> EXERCISE INPUT
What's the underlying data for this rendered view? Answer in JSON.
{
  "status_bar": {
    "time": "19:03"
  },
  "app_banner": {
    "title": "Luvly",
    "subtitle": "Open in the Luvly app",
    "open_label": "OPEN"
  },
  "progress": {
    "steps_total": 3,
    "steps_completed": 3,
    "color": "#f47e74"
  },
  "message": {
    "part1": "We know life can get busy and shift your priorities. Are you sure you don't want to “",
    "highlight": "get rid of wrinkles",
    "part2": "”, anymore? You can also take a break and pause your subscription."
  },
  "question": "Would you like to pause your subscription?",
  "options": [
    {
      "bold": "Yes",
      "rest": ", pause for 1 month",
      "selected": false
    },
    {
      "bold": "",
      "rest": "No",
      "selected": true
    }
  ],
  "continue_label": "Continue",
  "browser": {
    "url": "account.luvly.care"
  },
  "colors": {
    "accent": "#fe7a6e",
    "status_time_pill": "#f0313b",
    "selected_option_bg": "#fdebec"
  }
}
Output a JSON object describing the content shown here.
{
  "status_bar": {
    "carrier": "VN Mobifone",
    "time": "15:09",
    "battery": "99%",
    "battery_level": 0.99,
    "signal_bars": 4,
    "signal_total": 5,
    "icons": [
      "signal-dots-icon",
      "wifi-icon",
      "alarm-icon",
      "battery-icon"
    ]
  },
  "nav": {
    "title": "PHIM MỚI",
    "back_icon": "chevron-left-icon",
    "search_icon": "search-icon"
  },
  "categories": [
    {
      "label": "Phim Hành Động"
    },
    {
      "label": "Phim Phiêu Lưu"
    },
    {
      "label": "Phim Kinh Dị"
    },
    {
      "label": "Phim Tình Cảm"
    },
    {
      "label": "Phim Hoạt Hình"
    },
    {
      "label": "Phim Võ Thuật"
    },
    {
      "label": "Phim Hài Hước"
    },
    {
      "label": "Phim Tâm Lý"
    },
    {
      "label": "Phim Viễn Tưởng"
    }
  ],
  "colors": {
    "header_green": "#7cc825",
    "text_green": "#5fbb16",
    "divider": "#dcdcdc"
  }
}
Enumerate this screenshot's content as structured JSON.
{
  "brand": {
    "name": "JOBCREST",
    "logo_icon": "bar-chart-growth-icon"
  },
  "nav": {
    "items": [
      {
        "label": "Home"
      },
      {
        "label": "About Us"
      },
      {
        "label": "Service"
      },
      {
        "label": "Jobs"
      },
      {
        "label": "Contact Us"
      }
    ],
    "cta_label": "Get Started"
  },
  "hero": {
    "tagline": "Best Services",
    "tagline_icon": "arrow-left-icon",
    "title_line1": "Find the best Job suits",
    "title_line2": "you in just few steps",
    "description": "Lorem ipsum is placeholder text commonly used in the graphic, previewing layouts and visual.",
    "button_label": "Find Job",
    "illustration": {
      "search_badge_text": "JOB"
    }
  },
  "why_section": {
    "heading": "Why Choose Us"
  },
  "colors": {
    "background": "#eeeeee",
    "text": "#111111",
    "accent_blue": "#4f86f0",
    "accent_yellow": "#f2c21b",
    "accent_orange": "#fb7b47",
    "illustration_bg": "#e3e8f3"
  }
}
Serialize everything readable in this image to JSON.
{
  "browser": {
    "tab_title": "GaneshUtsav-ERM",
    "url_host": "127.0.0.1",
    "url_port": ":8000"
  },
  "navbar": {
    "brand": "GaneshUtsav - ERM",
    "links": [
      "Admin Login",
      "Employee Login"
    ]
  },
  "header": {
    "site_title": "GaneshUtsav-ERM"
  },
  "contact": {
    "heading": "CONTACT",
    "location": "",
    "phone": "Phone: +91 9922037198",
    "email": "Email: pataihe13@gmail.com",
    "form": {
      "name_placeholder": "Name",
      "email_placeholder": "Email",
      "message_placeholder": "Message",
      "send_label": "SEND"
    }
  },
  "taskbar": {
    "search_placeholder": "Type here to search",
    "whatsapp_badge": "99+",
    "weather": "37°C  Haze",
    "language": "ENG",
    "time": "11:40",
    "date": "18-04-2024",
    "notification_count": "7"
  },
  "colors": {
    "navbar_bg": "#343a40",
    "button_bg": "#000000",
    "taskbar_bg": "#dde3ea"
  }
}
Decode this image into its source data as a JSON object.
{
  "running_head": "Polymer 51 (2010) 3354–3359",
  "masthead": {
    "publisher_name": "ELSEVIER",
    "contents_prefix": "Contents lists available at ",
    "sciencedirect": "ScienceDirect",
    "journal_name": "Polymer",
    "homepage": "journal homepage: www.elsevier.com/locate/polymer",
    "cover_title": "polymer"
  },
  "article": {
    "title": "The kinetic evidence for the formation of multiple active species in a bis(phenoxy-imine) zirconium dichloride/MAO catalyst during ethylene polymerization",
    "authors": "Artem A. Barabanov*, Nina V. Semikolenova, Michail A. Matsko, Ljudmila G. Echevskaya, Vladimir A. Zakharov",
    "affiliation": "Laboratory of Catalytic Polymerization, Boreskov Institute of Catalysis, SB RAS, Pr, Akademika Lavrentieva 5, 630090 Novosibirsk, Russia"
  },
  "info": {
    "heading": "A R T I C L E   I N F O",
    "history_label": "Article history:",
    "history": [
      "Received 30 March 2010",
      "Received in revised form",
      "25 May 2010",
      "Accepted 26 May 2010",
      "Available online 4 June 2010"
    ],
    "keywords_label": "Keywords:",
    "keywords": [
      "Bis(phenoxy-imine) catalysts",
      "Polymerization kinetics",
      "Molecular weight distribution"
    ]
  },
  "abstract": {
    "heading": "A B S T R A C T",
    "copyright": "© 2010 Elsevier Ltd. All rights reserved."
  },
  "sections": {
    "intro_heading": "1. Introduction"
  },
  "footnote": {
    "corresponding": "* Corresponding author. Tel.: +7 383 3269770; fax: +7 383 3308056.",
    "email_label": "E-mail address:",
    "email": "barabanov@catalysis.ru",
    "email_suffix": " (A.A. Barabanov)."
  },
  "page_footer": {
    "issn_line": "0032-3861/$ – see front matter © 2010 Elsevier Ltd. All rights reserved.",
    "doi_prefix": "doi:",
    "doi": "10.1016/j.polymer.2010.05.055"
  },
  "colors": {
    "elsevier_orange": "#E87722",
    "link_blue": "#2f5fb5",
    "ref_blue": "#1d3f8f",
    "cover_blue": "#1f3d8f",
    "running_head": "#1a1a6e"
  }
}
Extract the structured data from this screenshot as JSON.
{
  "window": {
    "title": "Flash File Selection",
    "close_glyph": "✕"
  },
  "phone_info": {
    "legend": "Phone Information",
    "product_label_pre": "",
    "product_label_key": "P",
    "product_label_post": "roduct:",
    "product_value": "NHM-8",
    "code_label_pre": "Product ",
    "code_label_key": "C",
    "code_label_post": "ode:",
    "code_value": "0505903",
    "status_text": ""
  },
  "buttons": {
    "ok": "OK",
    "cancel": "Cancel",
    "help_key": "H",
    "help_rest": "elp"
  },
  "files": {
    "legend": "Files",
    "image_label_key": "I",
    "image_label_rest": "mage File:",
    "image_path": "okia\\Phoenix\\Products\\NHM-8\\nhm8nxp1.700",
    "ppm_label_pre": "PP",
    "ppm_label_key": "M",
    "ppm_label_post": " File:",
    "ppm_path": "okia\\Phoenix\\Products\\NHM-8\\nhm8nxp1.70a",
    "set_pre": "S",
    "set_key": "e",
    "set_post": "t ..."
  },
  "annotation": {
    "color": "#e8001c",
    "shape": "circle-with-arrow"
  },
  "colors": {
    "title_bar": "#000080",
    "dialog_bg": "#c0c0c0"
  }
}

> WHAT IS REQUIRED
Pull every line containing the word "left" out of the material.

> WRITTEN RESPONSE
    "back_icon": "chevron-left-icon",
    "tagline_icon": "arrow-left-icon",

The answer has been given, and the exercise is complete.